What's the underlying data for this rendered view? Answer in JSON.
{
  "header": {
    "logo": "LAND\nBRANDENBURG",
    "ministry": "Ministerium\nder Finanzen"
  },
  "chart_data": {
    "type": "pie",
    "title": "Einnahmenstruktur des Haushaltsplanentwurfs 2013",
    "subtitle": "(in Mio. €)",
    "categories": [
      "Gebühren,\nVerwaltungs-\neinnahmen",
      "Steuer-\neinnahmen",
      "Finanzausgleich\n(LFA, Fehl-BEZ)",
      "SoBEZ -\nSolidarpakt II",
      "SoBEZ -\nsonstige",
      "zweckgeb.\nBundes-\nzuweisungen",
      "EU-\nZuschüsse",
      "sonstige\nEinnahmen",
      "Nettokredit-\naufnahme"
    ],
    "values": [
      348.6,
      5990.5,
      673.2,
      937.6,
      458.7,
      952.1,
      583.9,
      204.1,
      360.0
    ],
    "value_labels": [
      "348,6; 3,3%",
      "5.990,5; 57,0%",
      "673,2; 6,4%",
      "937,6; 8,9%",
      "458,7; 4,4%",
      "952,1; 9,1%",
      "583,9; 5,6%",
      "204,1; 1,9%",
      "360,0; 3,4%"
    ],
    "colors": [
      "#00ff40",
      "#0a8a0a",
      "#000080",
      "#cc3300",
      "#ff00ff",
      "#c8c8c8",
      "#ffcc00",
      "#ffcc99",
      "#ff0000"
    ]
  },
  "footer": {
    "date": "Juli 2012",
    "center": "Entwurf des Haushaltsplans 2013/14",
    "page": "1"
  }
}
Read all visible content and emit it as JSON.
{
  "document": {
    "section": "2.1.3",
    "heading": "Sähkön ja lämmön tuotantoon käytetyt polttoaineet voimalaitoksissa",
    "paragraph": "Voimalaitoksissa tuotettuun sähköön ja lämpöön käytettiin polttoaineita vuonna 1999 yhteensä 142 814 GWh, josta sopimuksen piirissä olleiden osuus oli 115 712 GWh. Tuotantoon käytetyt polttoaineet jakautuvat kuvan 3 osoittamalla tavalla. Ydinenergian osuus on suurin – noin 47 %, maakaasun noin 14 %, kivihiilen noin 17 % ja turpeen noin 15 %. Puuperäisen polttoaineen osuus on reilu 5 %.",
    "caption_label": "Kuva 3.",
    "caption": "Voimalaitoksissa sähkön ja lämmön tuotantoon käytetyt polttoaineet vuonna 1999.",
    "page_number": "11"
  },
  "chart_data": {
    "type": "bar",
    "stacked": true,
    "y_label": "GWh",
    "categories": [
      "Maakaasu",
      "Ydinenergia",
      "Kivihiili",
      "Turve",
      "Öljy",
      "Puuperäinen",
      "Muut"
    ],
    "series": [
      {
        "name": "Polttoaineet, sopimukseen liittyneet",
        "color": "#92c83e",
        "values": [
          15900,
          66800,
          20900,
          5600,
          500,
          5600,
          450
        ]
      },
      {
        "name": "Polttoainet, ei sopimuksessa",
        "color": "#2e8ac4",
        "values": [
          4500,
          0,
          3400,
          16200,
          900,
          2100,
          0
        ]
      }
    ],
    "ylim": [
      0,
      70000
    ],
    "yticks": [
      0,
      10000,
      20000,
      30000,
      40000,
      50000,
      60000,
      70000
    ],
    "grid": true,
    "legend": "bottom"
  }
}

--- INSTRUCTIONS FOR THE TASK ---
Write the data back out verbatim.

--- CORRECT RESULT ---
What's the underlying data for this rendered view? Answer in JSON.
{
  "header": {
    "logo": "LAND\nBRANDENBURG",
    "ministry": "Ministerium\nder Finanzen"
  },
  "chart_data": {
    "type": "pie",
    "title": "Einnahmenstruktur des Haushaltsplanentwurfs 2013",
    "subtitle": "(in Mio. €)",
    "categories": [
      "Gebühren,\nVerwaltungs-\neinnahmen",
      "Steuer-\neinnahmen",
      "Finanzausgleich\n(LFA, Fehl-BEZ)",
      "SoBEZ -\nSolidarpakt II",
      "SoBEZ -\nsonstige",
      "zweckgeb.\nBundes-\nzuweisungen",
      "EU-\nZuschüsse",
      "sonstige\nEinnahmen",
      "Nettokredit-\naufnahme"
    ],
    "values": [
      348.6,
      5990.5,
      673.2,
      937.6,
      458.7,
      952.1,
      583.9,
      204.1,
      360.0
    ],
    "value_labels": [
      "348,6; 3,3%",
      "5.990,5; 57,0%",
      "673,2; 6,4%",
      "937,6; 8,9%",
      "458,7; 4,4%",
      "952,1; 9,1%",
      "583,9; 5,6%",
      "204,1; 1,9%",
      "360,0; 3,4%"
    ],
    "colors": [
      "#00ff40",
      "#0a8a0a",
      "#000080",
      "#cc3300",
      "#ff00ff",
      "#c8c8c8",
      "#ffcc00",
      "#ffcc99",
      "#ff0000"
    ]
  },
  "footer": {
    "date": "Juli 2012",
    "center": "Entwurf des Haushaltsplans 2013/14",
    "page": "1"
  }
}
Read all visible content and emit it as JSON.
{
  "document": {
    "section": "2.1.3",
    "heading": "Sähkön ja lämmön tuotantoon käytetyt polttoaineet voimalaitoksissa",
    "paragraph": "Voimalaitoksissa tuotettuun sähköön ja lämpöön käytettiin polttoaineita vuonna 1999 yhteensä 142 814 GWh, josta sopimuksen piirissä olleiden osuus oli 115 712 GWh. Tuotantoon käytetyt polttoaineet jakautuvat kuvan 3 osoittamalla tavalla. Ydinenergian osuus on suurin – noin 47 %, maakaasun noin 14 %, kivihiilen noin 17 % ja turpeen noin 15 %. Puuperäisen polttoaineen osuus on reilu 5 %.",
    "caption_label": "Kuva 3.",
    "caption": "Voimalaitoksissa sähkön ja lämmön tuotantoon käytetyt polttoaineet vuonna 1999.",
    "page_number": "11"
  },
  "chart_data": {
    "type": "bar",
    "stacked": true,
    "y_label": "GWh",
    "categories": [
      "Maakaasu",
      "Ydinenergia",
      "Kivihiili",
      "Turve",
      "Öljy",
      "Puuperäinen",
      "Muut"
    ],
    "series": [
      {
        "name": "Polttoaineet, sopimukseen liittyneet",
        "color": "#92c83e",
        "values": [
          15900,
          66800,
          20900,
          5600,
          500,
          5600,
          450
        ]
      },
      {
        "name": "Polttoainet, ei sopimuksessa",
        "color": "#2e8ac4",
        "values": [
          4500,
          0,
          3400,
          16200,
          900,
          2100,
          0
        ]
      }
    ],
    "ylim": [
      0,
      70000
    ],
    "yticks": [
      0,
      10000,
      20000,
      30000,
      40000,
      50000,
      60000,
      70000
    ],
    "grid": true,
    "legend": "bottom"
  }
}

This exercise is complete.